--- Start Supplied data ---

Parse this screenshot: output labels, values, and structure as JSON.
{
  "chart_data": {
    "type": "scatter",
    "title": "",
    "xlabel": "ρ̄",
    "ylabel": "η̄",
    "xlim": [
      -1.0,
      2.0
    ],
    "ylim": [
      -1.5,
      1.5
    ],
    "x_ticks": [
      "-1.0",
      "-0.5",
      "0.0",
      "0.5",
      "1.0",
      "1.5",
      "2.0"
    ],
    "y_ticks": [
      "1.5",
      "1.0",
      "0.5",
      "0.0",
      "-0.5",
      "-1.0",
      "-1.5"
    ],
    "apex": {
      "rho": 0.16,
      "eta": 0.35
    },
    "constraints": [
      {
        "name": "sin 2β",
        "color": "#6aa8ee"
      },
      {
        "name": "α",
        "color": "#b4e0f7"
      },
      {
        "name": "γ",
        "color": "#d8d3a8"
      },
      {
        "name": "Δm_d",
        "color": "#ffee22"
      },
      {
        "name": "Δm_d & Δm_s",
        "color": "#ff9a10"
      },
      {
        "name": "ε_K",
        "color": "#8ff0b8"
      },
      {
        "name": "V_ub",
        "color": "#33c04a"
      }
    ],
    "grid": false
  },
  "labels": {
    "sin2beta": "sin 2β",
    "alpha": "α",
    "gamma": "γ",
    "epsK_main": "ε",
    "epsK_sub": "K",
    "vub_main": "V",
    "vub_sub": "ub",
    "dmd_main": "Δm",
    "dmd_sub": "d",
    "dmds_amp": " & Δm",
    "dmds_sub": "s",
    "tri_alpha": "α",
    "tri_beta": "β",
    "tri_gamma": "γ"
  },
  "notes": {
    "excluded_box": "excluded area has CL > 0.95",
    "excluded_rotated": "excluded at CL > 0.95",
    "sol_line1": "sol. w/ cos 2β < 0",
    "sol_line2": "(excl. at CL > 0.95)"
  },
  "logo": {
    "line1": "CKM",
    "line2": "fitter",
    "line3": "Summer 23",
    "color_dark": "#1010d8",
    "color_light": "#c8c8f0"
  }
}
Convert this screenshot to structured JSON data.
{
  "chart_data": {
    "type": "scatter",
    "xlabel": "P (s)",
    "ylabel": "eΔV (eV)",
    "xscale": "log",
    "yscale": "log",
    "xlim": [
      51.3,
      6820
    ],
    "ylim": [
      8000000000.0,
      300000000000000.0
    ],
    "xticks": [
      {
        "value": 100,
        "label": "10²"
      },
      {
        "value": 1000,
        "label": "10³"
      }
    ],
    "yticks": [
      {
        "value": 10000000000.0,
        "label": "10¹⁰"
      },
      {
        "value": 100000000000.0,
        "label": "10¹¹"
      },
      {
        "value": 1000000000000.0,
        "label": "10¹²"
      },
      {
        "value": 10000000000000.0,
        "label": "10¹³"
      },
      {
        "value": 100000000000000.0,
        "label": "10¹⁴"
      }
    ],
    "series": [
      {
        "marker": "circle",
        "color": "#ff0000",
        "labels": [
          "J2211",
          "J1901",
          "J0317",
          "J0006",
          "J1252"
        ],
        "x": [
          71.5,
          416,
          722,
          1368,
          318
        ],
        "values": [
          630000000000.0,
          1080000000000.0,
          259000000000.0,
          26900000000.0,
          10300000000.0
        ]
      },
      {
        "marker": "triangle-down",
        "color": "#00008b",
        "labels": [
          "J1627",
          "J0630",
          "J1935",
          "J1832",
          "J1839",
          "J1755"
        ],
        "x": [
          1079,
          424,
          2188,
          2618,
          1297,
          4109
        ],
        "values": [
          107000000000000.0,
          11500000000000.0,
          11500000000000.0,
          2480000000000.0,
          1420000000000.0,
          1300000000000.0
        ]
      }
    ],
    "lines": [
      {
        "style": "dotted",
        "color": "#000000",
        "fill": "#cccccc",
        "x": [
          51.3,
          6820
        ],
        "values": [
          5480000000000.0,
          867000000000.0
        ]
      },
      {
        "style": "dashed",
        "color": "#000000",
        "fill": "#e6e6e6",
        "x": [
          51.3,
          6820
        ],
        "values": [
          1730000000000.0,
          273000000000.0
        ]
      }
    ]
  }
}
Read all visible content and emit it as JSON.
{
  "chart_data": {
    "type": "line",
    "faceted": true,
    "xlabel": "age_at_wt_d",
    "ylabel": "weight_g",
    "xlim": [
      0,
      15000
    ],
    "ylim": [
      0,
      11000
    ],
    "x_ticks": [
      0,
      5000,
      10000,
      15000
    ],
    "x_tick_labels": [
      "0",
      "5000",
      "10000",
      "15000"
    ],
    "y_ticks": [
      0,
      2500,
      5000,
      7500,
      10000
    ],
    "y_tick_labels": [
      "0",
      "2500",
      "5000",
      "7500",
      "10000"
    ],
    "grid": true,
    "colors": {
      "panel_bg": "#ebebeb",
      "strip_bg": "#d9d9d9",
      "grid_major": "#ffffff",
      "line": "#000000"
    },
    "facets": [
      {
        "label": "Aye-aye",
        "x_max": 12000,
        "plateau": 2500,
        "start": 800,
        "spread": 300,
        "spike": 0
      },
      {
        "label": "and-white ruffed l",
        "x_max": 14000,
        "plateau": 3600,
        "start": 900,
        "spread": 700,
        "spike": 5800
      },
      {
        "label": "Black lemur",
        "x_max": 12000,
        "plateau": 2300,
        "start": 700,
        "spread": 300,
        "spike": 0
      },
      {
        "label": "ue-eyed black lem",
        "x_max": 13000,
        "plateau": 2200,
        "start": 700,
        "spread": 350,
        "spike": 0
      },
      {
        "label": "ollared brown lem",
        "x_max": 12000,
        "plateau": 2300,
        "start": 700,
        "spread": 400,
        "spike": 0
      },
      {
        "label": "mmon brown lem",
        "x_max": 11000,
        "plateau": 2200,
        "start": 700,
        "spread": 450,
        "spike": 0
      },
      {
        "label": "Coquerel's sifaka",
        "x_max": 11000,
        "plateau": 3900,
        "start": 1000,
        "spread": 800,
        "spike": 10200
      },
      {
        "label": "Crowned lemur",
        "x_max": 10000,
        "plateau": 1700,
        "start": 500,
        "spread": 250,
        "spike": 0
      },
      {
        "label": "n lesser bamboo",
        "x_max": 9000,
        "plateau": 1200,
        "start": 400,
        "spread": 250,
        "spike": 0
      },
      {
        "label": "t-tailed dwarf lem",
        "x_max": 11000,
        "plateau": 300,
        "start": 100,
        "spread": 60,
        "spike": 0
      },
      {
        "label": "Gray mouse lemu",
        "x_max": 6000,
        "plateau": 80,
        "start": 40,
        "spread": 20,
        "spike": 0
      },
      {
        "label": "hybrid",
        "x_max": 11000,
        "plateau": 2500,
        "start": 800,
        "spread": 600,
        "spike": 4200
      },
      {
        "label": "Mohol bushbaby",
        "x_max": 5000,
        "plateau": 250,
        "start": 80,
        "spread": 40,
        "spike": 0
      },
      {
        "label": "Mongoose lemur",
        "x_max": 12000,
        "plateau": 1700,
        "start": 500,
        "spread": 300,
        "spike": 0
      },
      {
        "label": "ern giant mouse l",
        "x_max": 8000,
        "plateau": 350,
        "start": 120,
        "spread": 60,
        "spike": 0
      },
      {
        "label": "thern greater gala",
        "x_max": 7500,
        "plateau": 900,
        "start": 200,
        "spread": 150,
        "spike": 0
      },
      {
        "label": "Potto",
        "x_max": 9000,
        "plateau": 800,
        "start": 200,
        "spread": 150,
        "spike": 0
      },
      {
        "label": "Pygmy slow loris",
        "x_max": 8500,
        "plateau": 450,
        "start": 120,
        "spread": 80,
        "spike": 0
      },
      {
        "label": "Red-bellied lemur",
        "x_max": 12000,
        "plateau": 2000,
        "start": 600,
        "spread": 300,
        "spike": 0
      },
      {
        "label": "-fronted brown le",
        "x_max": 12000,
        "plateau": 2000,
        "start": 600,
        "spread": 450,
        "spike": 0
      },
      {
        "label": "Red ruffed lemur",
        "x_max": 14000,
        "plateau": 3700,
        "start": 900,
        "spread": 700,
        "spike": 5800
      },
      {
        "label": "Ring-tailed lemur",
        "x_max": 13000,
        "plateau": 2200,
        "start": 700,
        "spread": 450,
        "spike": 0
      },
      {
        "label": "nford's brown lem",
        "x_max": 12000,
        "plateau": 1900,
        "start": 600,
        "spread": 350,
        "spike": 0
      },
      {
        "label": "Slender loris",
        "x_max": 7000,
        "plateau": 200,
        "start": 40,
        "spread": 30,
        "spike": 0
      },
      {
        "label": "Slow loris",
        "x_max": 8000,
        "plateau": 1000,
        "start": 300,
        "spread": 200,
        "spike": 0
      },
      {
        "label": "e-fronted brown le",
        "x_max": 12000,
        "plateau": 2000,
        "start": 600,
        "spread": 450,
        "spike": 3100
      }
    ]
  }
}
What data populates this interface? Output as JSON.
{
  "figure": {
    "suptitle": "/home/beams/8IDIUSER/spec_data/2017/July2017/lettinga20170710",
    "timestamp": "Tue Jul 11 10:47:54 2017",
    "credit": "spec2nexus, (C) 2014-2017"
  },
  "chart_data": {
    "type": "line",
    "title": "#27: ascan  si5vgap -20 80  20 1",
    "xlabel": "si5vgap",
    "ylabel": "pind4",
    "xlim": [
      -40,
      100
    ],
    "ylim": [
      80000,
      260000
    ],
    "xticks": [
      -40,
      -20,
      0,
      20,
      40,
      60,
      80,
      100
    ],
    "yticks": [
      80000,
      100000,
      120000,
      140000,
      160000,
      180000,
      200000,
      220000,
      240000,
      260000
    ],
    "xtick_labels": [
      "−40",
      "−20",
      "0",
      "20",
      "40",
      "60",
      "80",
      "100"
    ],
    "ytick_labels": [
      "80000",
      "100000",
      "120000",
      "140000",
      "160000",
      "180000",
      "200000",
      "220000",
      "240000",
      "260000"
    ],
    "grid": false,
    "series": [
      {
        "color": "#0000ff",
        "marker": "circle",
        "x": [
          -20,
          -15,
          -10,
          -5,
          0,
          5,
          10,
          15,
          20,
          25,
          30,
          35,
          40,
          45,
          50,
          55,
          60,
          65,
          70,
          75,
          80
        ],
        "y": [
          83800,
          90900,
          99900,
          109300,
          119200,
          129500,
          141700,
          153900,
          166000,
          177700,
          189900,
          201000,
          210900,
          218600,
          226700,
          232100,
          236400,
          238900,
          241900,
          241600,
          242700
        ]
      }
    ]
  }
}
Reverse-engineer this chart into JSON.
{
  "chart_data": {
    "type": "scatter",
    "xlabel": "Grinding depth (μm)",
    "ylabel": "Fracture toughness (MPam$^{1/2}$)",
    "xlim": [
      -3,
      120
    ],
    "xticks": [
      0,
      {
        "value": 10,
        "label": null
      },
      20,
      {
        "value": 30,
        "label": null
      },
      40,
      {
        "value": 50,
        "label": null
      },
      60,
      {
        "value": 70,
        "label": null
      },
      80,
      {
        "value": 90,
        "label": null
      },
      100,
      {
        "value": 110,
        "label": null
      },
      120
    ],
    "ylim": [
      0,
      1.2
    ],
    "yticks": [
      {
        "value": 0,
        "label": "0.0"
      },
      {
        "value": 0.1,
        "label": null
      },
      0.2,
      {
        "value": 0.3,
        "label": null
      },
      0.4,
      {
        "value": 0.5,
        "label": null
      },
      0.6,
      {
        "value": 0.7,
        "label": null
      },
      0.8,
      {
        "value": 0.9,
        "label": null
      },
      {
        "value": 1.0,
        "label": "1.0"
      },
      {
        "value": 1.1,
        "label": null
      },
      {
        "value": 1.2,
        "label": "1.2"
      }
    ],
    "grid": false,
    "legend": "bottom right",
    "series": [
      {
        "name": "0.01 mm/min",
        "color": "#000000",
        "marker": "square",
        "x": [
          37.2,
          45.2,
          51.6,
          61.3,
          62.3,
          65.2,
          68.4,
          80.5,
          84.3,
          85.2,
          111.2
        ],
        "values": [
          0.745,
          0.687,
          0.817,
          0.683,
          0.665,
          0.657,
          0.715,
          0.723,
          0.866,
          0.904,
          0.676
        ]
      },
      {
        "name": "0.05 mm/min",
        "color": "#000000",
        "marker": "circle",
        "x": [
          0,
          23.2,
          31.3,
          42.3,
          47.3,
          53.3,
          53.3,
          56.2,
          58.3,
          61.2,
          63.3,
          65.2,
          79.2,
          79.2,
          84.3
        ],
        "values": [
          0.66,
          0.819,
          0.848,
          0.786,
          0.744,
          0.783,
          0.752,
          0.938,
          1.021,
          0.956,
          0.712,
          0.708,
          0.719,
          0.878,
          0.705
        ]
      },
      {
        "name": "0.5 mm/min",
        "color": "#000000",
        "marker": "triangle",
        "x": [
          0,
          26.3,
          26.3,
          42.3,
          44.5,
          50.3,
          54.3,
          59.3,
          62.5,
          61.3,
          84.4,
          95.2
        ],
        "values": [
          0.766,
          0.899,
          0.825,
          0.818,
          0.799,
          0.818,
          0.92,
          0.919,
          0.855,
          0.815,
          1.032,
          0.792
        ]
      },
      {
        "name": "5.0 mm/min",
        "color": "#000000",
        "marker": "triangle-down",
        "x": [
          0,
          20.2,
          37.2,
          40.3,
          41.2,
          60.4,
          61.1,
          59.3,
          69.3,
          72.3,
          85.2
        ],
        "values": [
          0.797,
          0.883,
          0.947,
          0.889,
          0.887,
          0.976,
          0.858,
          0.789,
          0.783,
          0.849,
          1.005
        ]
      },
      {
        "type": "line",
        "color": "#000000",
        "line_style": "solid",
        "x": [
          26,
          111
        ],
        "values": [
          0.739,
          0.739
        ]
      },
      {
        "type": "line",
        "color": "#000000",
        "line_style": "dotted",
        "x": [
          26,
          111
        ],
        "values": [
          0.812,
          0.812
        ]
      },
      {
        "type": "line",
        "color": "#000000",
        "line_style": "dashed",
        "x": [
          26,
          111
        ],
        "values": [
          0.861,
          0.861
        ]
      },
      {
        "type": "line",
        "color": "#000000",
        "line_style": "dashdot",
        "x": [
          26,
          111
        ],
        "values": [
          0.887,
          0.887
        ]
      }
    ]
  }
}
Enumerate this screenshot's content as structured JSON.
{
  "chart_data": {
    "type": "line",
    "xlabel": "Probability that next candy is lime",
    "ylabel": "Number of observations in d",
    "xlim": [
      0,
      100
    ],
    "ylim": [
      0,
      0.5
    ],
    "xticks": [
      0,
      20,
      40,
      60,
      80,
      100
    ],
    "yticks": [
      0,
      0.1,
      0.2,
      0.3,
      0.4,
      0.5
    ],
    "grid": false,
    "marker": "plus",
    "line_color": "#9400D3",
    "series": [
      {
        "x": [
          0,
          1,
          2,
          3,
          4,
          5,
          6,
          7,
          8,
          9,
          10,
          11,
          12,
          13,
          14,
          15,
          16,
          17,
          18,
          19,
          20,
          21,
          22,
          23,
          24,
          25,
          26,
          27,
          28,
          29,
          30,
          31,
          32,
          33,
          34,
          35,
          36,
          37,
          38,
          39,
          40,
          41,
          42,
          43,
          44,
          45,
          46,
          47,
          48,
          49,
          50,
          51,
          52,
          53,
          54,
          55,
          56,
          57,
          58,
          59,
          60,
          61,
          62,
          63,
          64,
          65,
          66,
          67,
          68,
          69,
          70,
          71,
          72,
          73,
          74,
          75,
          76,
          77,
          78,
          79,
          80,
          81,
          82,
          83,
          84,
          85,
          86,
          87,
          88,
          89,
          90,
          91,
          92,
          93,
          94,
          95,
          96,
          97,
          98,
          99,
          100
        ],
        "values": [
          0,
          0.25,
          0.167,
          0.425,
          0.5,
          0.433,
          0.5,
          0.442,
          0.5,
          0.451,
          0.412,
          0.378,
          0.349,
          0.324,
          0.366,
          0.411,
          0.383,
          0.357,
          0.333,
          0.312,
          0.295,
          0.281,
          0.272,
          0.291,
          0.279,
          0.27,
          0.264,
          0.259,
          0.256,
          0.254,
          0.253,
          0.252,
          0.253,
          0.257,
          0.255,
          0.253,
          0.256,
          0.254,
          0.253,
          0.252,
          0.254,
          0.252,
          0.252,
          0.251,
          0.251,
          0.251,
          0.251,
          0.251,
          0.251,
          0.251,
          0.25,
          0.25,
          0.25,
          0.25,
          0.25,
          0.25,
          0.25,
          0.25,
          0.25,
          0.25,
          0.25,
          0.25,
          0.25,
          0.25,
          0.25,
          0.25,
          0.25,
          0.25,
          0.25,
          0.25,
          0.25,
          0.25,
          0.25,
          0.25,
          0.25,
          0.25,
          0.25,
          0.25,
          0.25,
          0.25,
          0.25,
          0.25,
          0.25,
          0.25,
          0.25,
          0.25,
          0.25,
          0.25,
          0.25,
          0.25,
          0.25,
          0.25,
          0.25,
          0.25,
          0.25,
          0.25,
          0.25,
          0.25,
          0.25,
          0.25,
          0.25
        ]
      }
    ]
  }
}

--- End Supplied data ---

Requirements ->
Each line that contains the string "content" counts once; say how many there are and nothing else.

Exercise response ->
2